── Input data

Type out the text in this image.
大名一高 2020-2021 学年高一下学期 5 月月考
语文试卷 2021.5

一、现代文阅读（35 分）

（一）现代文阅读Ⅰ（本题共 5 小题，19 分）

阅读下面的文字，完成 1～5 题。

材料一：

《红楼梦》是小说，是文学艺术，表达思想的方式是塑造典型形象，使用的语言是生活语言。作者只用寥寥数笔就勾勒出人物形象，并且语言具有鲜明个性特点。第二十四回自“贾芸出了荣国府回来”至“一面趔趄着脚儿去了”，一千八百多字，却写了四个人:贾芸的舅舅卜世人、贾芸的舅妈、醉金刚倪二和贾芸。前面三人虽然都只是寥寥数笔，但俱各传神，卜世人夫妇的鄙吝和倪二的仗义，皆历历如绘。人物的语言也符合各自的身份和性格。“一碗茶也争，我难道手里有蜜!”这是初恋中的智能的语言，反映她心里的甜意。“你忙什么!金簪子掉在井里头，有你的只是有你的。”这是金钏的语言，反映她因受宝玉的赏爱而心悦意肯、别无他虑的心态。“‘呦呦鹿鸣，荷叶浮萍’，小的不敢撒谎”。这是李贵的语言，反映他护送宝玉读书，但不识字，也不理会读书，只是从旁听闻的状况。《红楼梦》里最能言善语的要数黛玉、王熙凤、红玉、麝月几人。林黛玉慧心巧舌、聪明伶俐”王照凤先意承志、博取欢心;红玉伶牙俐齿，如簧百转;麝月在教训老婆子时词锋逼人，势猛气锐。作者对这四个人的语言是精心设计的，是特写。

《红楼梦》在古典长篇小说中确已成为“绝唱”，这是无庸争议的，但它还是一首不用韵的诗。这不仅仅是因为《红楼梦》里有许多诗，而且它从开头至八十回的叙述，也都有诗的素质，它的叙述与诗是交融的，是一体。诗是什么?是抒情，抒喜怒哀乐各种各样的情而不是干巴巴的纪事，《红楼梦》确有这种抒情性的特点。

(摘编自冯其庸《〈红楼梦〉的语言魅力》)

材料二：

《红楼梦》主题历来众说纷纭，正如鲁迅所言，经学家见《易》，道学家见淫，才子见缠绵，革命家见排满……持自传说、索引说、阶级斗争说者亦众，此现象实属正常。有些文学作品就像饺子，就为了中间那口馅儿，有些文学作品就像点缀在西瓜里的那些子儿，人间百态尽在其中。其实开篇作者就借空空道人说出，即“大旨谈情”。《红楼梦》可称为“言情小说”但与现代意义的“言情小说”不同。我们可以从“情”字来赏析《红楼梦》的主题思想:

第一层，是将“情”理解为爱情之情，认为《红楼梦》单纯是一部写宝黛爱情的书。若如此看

────

Given request: All of the lines above need to be given again exactly.

Full response:
Type out the text in this image.
大名一高 2020-2021 学年高一下学期 5 月月考
语文试卷 2021.5

一、现代文阅读（35 分）

（一）现代文阅读Ⅰ（本题共 5 小题，19 分）

阅读下面的文字，完成 1～5 题。

材料一：

《红楼梦》是小说，是文学艺术，表达思想的方式是塑造典型形象，使用的语言是生活语言。作者只用寥寥数笔就勾勒出人物形象，并且语言具有鲜明个性特点。第二十四回自“贾芸出了荣国府回来”至“一面趔趄着脚儿去了”，一千八百多字，却写了四个人:贾芸的舅舅卜世人、贾芸的舅妈、醉金刚倪二和贾芸。前面三人虽然都只是寥寥数笔，但俱各传神，卜世人夫妇的鄙吝和倪二的仗义，皆历历如绘。人物的语言也符合各自的身份和性格。“一碗茶也争，我难道手里有蜜!”这是初恋中的智能的语言，反映她心里的甜意。“你忙什么!金簪子掉在井里头，有你的只是有你的。”这是金钏的语言，反映她因受宝玉的赏爱而心悦意肯、别无他虑的心态。“‘呦呦鹿鸣，荷叶浮萍’，小的不敢撒谎”。这是李贵的语言，反映他护送宝玉读书，但不识字，也不理会读书，只是从旁听闻的状况。《红楼梦》里最能言善语的要数黛玉、王熙凤、红玉、麝月几人。林黛玉慧心巧舌、聪明伶俐”王照凤先意承志、博取欢心;红玉伶牙俐齿，如簧百转;麝月在教训老婆子时词锋逼人，势猛气锐。作者对这四个人的语言是精心设计的，是特写。

《红楼梦》在古典长篇小说中确已成为“绝唱”，这是无庸争议的，但它还是一首不用韵的诗。这不仅仅是因为《红楼梦》里有许多诗，而且它从开头至八十回的叙述，也都有诗的素质，它的叙述与诗是交融的，是一体。诗是什么?是抒情，抒喜怒哀乐各种各样的情而不是干巴巴的纪事，《红楼梦》确有这种抒情性的特点。

(摘编自冯其庸《〈红楼梦〉的语言魅力》)

材料二：

《红楼梦》主题历来众说纷纭，正如鲁迅所言，经学家见《易》，道学家见淫，才子见缠绵，革命家见排满……持自传说、索引说、阶级斗争说者亦众，此现象实属正常。有些文学作品就像饺子，就为了中间那口馅儿，有些文学作品就像点缀在西瓜里的那些子儿，人间百态尽在其中。其实开篇作者就借空空道人说出，即“大旨谈情”。《红楼梦》可称为“言情小说”但与现代意义的“言情小说”不同。我们可以从“情”字来赏析《红楼梦》的主题思想:

第一层，是将“情”理解为爱情之情，认为《红楼梦》单纯是一部写宝黛爱情的书。若如此看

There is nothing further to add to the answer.